Rows from a dataset
===============

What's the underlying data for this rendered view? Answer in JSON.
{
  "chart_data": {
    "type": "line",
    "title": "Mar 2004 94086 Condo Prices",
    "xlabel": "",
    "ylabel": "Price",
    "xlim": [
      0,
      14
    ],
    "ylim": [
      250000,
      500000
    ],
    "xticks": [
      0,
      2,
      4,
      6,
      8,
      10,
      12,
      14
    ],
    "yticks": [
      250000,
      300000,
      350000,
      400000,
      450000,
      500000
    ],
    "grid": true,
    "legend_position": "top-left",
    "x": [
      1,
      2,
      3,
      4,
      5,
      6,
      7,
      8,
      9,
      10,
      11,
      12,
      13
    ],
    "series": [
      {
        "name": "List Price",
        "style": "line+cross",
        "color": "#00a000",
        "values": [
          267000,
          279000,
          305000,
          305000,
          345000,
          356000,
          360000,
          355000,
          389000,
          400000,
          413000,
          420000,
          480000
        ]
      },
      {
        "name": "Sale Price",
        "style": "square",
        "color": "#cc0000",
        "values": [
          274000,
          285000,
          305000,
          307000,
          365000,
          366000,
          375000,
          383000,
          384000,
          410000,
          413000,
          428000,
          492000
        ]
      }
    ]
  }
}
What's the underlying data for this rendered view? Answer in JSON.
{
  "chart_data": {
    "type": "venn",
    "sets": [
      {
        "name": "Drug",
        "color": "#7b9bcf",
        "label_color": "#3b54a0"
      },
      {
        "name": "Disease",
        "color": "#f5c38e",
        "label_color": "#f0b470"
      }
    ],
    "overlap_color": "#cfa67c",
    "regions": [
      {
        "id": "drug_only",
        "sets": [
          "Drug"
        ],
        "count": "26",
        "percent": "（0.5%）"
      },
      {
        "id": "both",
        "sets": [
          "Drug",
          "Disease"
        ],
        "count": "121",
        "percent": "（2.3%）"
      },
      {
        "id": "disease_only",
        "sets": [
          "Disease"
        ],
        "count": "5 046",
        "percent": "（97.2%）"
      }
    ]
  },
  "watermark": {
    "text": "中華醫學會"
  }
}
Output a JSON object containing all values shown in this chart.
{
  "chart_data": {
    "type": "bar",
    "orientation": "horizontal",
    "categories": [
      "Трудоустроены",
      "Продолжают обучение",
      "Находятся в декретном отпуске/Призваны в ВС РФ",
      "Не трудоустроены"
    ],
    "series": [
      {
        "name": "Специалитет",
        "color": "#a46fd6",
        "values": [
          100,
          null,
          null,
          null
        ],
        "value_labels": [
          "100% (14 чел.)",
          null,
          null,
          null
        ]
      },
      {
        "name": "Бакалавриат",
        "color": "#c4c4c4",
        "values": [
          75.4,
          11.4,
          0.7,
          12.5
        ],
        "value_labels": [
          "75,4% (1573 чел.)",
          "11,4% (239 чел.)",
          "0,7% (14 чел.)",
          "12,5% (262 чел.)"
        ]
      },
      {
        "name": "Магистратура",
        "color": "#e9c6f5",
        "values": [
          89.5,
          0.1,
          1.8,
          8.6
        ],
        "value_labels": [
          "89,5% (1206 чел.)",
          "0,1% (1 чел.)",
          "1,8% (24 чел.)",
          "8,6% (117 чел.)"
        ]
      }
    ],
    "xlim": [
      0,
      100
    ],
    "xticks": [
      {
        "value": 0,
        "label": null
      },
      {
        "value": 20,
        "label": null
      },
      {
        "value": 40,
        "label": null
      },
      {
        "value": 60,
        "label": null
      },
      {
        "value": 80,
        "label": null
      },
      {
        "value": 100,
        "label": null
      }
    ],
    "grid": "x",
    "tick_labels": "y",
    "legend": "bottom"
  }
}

===============

| Given exercise |
Copy each line of the data above without altering a single character.

| Full output |
What's the underlying data for this rendered view? Answer in JSON.
{
  "chart_data": {
    "type": "line",
    "title": "Mar 2004 94086 Condo Prices",
    "xlabel": "",
    "ylabel": "Price",
    "xlim": [
      0,
      14
    ],
    "ylim": [
      250000,
      500000
    ],
    "xticks": [
      0,
      2,
      4,
      6,
      8,
      10,
      12,
      14
    ],
    "yticks": [
      250000,
      300000,
      350000,
      400000,
      450000,
      500000
    ],
    "grid": true,
    "legend_position": "top-left",
    "x": [
      1,
      2,
      3,
      4,
      5,
      6,
      7,
      8,
      9,
      10,
      11,
      12,
      13
    ],
    "series": [
      {
        "name": "List Price",
        "style": "line+cross",
        "color": "#00a000",
        "values": [
          267000,
          279000,
          305000,
          305000,
          345000,
          356000,
          360000,
          355000,
          389000,
          400000,
          413000,
          420000,
          480000
        ]
      },
      {
        "name": "Sale Price",
        "style": "square",
        "color": "#cc0000",
        "values": [
          274000,
          285000,
          305000,
          307000,
          365000,
          366000,
          375000,
          383000,
          384000,
          410000,
          413000,
          428000,
          492000
        ]
      }
    ]
  }
}
What's the underlying data for this rendered view? Answer in JSON.
{
  "chart_data": {
    "type": "venn",
    "sets": [
      {
        "name": "Drug",
        "color": "#7b9bcf",
        "label_color": "#3b54a0"
      },
      {
        "name": "Disease",
        "color": "#f5c38e",
        "label_color": "#f0b470"
      }
    ],
    "overlap_color": "#cfa67c",
    "regions": [
      {
        "id": "drug_only",
        "sets": [
          "Drug"
        ],
        "count": "26",
        "percent": "（0.5%）"
      },
      {
        "id": "both",
        "sets": [
          "Drug",
          "Disease"
        ],
        "count": "121",
        "percent": "（2.3%）"
      },
      {
        "id": "disease_only",
        "sets": [
          "Disease"
        ],
        "count": "5 046",
        "percent": "（97.2%）"
      }
    ]
  },
  "watermark": {
    "text": "中華醫學會"
  }
}
Output a JSON object containing all values shown in this chart.
{
  "chart_data": {
    "type": "bar",
    "orientation": "horizontal",
    "categories": [
      "Трудоустроены",
      "Продолжают обучение",
      "Находятся в декретном отпуске/Призваны в ВС РФ",
      "Не трудоустроены"
    ],
    "series": [
      {
        "name": "Специалитет",
        "color": "#a46fd6",
        "values": [
          100,
          null,
          null,
          null
        ],
        "value_labels": [
          "100% (14 чел.)",
          null,
          null,
          null
        ]
      },
      {
        "name": "Бакалавриат",
        "color": "#c4c4c4",
        "values": [
          75.4,
          11.4,
          0.7,
          12.5
        ],
        "value_labels": [
          "75,4% (1573 чел.)",
          "11,4% (239 чел.)",
          "0,7% (14 чел.)",
          "12,5% (262 чел.)"
        ]
      },
      {
        "name": "Магистратура",
        "color": "#e9c6f5",
        "values": [
          89.5,
          0.1,
          1.8,
          8.6
        ],
        "value_labels": [
          "89,5% (1206 чел.)",
          "0,1% (1 чел.)",
          "1,8% (24 чел.)",
          "8,6% (117 чел.)"
        ]
      }
    ],
    "xlim": [
      0,
      100
    ],
    "xticks": [
      {
        "value": 0,
        "label": null
      },
      {
        "value": 20,
        "label": null
      },
      {
        "value": 40,
        "label": null
      },
      {
        "value": 60,
        "label": null
      },
      {
        "value": 80,
        "label": null
      },
      {
        "value": 100,
        "label": null
      }
    ],
    "grid": "x",
    "tick_labels": "y",
    "legend": "bottom"
  }
}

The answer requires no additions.